Text block ▸
^^^^

Turn off the grog tap - and then what?

Former Territorian with a wealth of experience in alcohol and its relation to public health Peter d’Abbs - who is now Associate Professor, School of Public Health, Tropical Medicine and Rehabilitation Sciences at the Cairns campus of James Cook University - said yesterday in Crikey:

Only time will tell whether the Commonwealth’s moves to cut off alcohol supplies to Aboriginal communities in the NT will restore order. In the meantime, they have exposed another, equally important need -- for better programs and more $$ to reduce demand for alcohol among Indigenous drinkers.

It isn’t surprising that governments generally have much less to say about this. There are no quick fixes, no comparable options to sending in the troops. So what are the needs, and the options?

First, the needs – and let’s begin by laying one misconception to rest. Banning alcohol in communities will not fill the streets with hundreds of deranged alcoholics tortured by withdrawal symptoms. Much Aboriginal binge drinking is opportunistic, and some of the heaviest drinkers periodically go for long periods without a drop.

The real needs are for services to help those drinkers who choose to set out on the long journey to sobriety. A few make it more or less on their own. Some come to sobriety through Christianity. But for many drinkers, trapped in cultures saturated in booze, the road out has to be just that – a road out.

But where to? A few remote communities have their own outstations where drinkers can at least dry out and enjoy some sort of cultural recharging. Most, however, will head for one of the Aboriginal-controlled rehabilitation centres scattered around the country. Some of these offer outpatient services, most are residential. Their hardworking counselors are unlikely to be highly trained, and clients probably won’t be offered the range of therapeutic interventions (including pharmacological therapies) available in more ‘mainstream’ services.

^^^^

Provided information ▸
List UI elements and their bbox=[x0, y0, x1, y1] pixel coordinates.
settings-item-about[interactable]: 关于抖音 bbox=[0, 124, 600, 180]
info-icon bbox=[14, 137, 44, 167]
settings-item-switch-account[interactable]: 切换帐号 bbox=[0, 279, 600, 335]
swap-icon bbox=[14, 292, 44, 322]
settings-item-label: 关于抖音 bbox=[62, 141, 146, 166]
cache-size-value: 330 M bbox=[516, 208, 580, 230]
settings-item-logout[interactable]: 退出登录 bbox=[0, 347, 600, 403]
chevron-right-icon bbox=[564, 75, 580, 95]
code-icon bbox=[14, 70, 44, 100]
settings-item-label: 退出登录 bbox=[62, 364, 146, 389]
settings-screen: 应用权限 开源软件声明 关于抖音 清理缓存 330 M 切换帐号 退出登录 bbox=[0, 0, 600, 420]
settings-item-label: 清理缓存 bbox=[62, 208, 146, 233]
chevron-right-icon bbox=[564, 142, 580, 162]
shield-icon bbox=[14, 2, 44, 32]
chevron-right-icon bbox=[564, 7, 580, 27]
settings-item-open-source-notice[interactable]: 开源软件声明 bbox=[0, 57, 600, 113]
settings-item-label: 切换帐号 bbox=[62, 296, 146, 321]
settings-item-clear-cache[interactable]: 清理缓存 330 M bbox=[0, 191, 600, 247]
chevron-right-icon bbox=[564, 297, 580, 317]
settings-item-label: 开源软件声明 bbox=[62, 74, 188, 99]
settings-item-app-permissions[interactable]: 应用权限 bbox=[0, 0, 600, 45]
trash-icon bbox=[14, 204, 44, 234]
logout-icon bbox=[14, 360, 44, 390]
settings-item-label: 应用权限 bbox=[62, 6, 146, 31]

^^^^

Work instructions ▸ Proceed with the article on cutting off alcohol supplies to Aboriginal communities, writing on from its last sentence. The listing is not needed for what you are asked to do here.

Answer section ▸
Aboriginal alcohol rehabilitation centres are the unwanted child of alcohol and other drug services. Most of their funding comes from the Commonwealth, which has been trying to back out of the role, but no state/territory government is willing to step in. So the Commonwealth is stuck with them, but lacks the expertise to embark on the kind of long-term capacity building they so badly need.

What would this entail? First, a Commonwealth/State cost-shared program is required to fund and support Aboriginal-controlled rehabilitation. The Commonwealth should use its fiscal power to make the States/Territories pay their share. The program should pursue five objectives:
  • Combine evidence-based best practice with cultural acceptability;

  • Enhance, through workforce development, the clinical skills, management capacity and directors’ skills of Aboriginal-controlled services;

  • Break down the current walls between Aboriginal-controlled and mainstream AOD (alcohol and other drug) services

  • Strengthen links between Indigenous alcohol treatment services and mental health services;
  • Foster after-care services in communities, in order to provide support to ex-treatment clients on their return. At present these are conspicuously absent.

None of these measures are easy or cheap. Nor do they obviate the need for diversion and other preventive measures. But simply turning off the taps is not enough.